[Collected data]
* * * * * * *
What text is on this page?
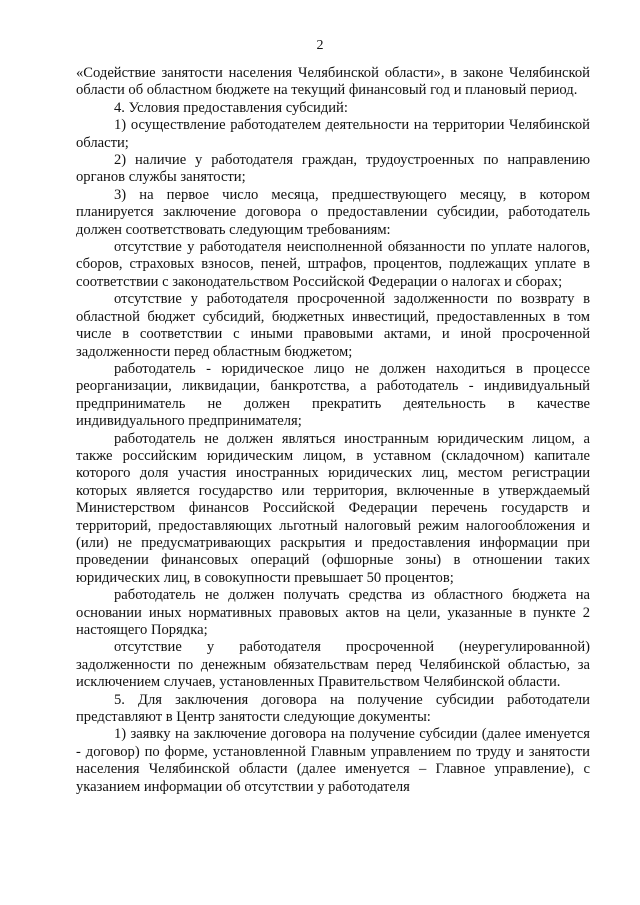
2

«Содействие занятости населения Челябинской области», в законе Челябинской области об областном бюджете на текущий финансовый год и плановый период.

4. Условия предоставления субсидий:

1) осуществление работодателем деятельности на территории Челябинской области;

2) наличие у работодателя граждан, трудоустроенных по направлению органов службы занятости;

3) на первое число месяца, предшествующего месяцу, в котором планируется заключение договора о предоставлении субсидии, работодатель должен соответствовать следующим требованиям:

отсутствие у работодателя неисполненной обязанности по уплате налогов, сборов, страховых взносов, пеней, штрафов, процентов, подлежащих уплате в соответствии с законодательством Российской Федерации о налогах и сборах;

отсутствие у работодателя просроченной задолженности по возврату в областной бюджет субсидий, бюджетных инвестиций, предоставленных в том числе в соответствии с иными правовыми актами, и иной просроченной задолженности перед областным бюджетом;

работодатель - юридическое лицо не должен находиться в процессе реорганизации, ликвидации, банкротства, а работодатель - индивидуальный предприниматель не должен прекратить деятельность в качестве индивидуального предпринимателя;

работодатель не должен являться иностранным юридическим лицом, а также российским юридическим лицом, в уставном (складочном) капитале которого доля участия иностранных юридических лиц, местом регистрации которых является государство или территория, включенные в утверждаемый Министерством финансов Российской Федерации перечень государств и территорий, предоставляющих льготный налоговый режим налогообложения и (или) не предусматривающих раскрытия и предоставления информации при проведении финансовых операций (офшорные зоны) в отношении таких юридических лиц, в совокупности превышает 50 процентов;

работодатель не должен получать средства из областного бюджета на основании иных нормативных правовых актов на цели, указанные в пункте 2 настоящего Порядка;

отсутствие у работодателя просроченной (неурегулированной) задолженности по денежным обязательствам перед Челябинской областью, за исключением случаев, установленных Правительством Челябинской области.

5. Для заключения договора на получение субсидии работодатели представляют в Центр занятости следующие документы:

1) заявку на заключение договора на получение субсидии (далее именуется - договор) по форме, установленной Главным управлением по труду и занятости населения Челябинской области (далее именуется – Главное управление), с указанием информации об отсутствии у работодателя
* * * * * * *
*WHAT TO WORK ON*
Without the pictures, print the records in full, exactly as they appear.

*ANSWER TO THIS TASK*
What text is on this page?
2

«Содействие занятости населения Челябинской области», в законе Челябинской области об областном бюджете на текущий финансовый год и плановый период.

4. Условия предоставления субсидий:

1) осуществление работодателем деятельности на территории Челябинской области;

2) наличие у работодателя граждан, трудоустроенных по направлению органов службы занятости;

3) на первое число месяца, предшествующего месяцу, в котором планируется заключение договора о предоставлении субсидии, работодатель должен соответствовать следующим требованиям:

отсутствие у работодателя неисполненной обязанности по уплате налогов, сборов, страховых взносов, пеней, штрафов, процентов, подлежащих уплате в соответствии с законодательством Российской Федерации о налогах и сборах;

отсутствие у работодателя просроченной задолженности по возврату в областной бюджет субсидий, бюджетных инвестиций, предоставленных в том числе в соответствии с иными правовыми актами, и иной просроченной задолженности перед областным бюджетом;

работодатель - юридическое лицо не должен находиться в процессе реорганизации, ликвидации, банкротства, а работодатель - индивидуальный предприниматель не должен прекратить деятельность в качестве индивидуального предпринимателя;

работодатель не должен являться иностранным юридическим лицом, а также российским юридическим лицом, в уставном (складочном) капитале которого доля участия иностранных юридических лиц, местом регистрации которых является государство или территория, включенные в утверждаемый Министерством финансов Российской Федерации перечень государств и территорий, предоставляющих льготный налоговый режим налогообложения и (или) не предусматривающих раскрытия и предоставления информации при проведении финансовых операций (офшорные зоны) в отношении таких юридических лиц, в совокупности превышает 50 процентов;

работодатель не должен получать средства из областного бюджета на основании иных нормативных правовых актов на цели, указанные в пункте 2 настоящего Порядка;

отсутствие у работодателя просроченной (неурегулированной) задолженности по денежным обязательствам перед Челябинской областью, за исключением случаев, установленных Правительством Челябинской области.

5. Для заключения договора на получение субсидии работодатели представляют в Центр занятости следующие документы:

1) заявку на заключение договора на получение субсидии (далее именуется - договор) по форме, установленной Главным управлением по труду и занятости населения Челябинской области (далее именуется – Главное управление), с указанием информации об отсутствии у работодателя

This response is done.